Action item ▸ Before you finish, make sure every line below has been written out exactly.
"""
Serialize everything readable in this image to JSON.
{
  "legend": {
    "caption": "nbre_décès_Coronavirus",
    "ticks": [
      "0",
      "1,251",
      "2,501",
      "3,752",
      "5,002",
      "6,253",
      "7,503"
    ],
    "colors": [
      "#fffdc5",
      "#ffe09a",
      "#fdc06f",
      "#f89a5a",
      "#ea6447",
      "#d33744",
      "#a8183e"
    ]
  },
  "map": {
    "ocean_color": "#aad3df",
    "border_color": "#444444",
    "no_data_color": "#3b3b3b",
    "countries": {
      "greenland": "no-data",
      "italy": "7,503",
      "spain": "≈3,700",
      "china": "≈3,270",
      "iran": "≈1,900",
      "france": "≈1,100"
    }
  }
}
"""
Finished task ▸
Serialize everything readable in this image to JSON.
{
  "legend": {
    "caption": "nbre_décès_Coronavirus",
    "ticks": [
      "0",
      "1,251",
      "2,501",
      "3,752",
      "5,002",
      "6,253",
      "7,503"
    ],
    "colors": [
      "#fffdc5",
      "#ffe09a",
      "#fdc06f",
      "#f89a5a",
      "#ea6447",
      "#d33744",
      "#a8183e"
    ]
  },
  "map": {
    "ocean_color": "#aad3df",
    "border_color": "#444444",
    "no_data_color": "#3b3b3b",
    "countries": {
      "greenland": "no-data",
      "italy": "7,503",
      "spain": "≈3,700",
      "china": "≈3,270",
      "iran": "≈1,900",
      "france": "≈1,100"
    }
  }
}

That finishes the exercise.